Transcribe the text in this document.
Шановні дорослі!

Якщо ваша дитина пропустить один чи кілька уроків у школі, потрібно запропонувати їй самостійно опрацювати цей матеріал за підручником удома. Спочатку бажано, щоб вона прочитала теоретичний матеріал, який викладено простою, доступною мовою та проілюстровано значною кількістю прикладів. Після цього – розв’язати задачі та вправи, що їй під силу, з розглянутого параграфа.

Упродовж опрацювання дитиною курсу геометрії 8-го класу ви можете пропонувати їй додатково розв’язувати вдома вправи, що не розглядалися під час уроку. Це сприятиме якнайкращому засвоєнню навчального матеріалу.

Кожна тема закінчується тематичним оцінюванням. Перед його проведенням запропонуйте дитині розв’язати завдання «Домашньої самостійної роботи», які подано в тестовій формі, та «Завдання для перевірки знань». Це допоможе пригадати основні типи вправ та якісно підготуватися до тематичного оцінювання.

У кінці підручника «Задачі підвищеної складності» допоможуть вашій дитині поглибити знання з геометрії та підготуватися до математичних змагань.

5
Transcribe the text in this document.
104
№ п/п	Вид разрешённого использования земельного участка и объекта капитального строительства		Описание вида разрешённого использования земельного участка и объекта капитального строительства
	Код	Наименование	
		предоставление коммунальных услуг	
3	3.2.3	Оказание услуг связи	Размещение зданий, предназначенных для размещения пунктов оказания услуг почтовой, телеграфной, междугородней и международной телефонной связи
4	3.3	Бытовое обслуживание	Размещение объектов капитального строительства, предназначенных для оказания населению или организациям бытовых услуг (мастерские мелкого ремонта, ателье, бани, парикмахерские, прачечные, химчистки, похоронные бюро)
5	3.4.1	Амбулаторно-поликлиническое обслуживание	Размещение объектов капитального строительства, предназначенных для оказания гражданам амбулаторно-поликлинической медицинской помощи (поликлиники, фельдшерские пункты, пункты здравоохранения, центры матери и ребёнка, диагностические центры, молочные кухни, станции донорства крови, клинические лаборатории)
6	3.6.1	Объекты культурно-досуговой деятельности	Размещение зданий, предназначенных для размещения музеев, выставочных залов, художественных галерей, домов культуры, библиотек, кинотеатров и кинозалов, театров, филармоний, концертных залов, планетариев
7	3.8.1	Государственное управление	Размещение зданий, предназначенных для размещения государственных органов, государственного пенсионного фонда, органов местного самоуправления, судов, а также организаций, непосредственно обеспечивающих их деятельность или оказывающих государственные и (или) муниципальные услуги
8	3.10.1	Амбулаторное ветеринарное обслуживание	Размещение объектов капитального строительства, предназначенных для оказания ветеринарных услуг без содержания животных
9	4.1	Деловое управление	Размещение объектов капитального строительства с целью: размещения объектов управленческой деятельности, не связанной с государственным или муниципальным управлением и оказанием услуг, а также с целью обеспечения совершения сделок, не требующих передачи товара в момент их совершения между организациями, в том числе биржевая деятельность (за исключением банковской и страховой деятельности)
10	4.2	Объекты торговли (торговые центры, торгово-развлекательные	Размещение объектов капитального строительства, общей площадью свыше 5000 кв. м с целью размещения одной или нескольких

AIM -
All of the data above should be transcribed exactly.

FINISHED EXERCISE -
Transcribe the text in this document.
Шановні дорослі!

Якщо ваша дитина пропустить один чи кілька уроків у школі, потрібно запропонувати їй самостійно опрацювати цей матеріал за підручником удома. Спочатку бажано, щоб вона прочитала теоретичний матеріал, який викладено простою, доступною мовою та проілюстровано значною кількістю прикладів. Після цього – розв’язати задачі та вправи, що їй під силу, з розглянутого параграфа.

Упродовж опрацювання дитиною курсу геометрії 8-го класу ви можете пропонувати їй додатково розв’язувати вдома вправи, що не розглядалися під час уроку. Це сприятиме якнайкращому засвоєнню навчального матеріалу.

Кожна тема закінчується тематичним оцінюванням. Перед його проведенням запропонуйте дитині розв’язати завдання «Домашньої самостійної роботи», які подано в тестовій формі, та «Завдання для перевірки знань». Це допоможе пригадати основні типи вправ та якісно підготуватися до тематичного оцінювання.

У кінці підручника «Задачі підвищеної складності» допоможуть вашій дитині поглибити знання з геометрії та підготуватися до математичних змагань.

5
Transcribe the text in this document.
104
№ п/п	Вид разрешённого использования земельного участка и объекта капитального строительства		Описание вида разрешённого использования земельного участка и объекта капитального строительства
	Код	Наименование	
		предоставление коммунальных услуг	
3	3.2.3	Оказание услуг связи	Размещение зданий, предназначенных для размещения пунктов оказания услуг почтовой, телеграфной, междугородней и международной телефонной связи
4	3.3	Бытовое обслуживание	Размещение объектов капитального строительства, предназначенных для оказания населению или организациям бытовых услуг (мастерские мелкого ремонта, ателье, бани, парикмахерские, прачечные, химчистки, похоронные бюро)
5	3.4.1	Амбулаторно-поликлиническое обслуживание	Размещение объектов капитального строительства, предназначенных для оказания гражданам амбулаторно-поликлинической медицинской помощи (поликлиники, фельдшерские пункты, пункты здравоохранения, центры матери и ребёнка, диагностические центры, молочные кухни, станции донорства крови, клинические лаборатории)
6	3.6.1	Объекты культурно-досуговой деятельности	Размещение зданий, предназначенных для размещения музеев, выставочных залов, художественных галерей, домов культуры, библиотек, кинотеатров и кинозалов, театров, филармоний, концертных залов, планетариев
7	3.8.1	Государственное управление	Размещение зданий, предназначенных для размещения государственных органов, государственного пенсионного фонда, органов местного самоуправления, судов, а также организаций, непосредственно обеспечивающих их деятельность или оказывающих государственные и (или) муниципальные услуги
8	3.10.1	Амбулаторное ветеринарное обслуживание	Размещение объектов капитального строительства, предназначенных для оказания ветеринарных услуг без содержания животных
9	4.1	Деловое управление	Размещение объектов капитального строительства с целью: размещения объектов управленческой деятельности, не связанной с государственным или муниципальным управлением и оказанием услуг, а также с целью обеспечения совершения сделок, не требующих передачи товара в момент их совершения между организациями, в том числе биржевая деятельность (за исключением банковской и страховой деятельности)
10	4.2	Объекты торговли (торговые центры, торгово-развлекательные	Размещение объектов капитального строительства, общей площадью свыше 5000 кв. м с целью размещения одной или нескольких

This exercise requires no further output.